• How to complete this task: Look through the records below and state how many lines carry the string "noisy", adding nothing.

• Information given:
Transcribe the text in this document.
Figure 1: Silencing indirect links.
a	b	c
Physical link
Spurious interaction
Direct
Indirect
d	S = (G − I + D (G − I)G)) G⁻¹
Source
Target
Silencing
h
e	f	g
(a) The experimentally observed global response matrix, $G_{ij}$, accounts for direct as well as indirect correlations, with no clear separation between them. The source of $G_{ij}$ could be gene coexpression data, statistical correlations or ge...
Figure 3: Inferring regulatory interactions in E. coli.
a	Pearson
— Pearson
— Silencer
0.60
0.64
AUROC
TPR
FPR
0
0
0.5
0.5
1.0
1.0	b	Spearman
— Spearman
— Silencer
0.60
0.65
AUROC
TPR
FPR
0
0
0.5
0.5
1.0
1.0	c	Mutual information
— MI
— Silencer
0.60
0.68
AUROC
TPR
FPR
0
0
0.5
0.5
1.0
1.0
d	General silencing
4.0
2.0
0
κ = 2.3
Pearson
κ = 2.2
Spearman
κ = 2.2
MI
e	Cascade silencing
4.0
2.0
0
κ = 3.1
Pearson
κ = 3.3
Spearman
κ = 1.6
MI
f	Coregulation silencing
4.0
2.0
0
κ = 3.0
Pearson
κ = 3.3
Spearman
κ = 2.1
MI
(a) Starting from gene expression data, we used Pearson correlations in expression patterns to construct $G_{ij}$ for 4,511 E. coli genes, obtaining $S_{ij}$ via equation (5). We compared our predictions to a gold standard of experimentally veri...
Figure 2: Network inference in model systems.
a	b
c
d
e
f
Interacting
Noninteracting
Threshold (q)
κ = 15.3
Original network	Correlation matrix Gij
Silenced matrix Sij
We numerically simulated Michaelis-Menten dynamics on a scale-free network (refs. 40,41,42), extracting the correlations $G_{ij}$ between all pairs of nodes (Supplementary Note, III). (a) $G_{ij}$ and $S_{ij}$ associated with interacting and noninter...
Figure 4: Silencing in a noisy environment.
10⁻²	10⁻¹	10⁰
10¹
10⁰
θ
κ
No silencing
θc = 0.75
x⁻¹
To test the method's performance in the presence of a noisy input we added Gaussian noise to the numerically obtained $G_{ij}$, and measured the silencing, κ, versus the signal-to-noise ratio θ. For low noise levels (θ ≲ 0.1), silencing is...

• Task result: 2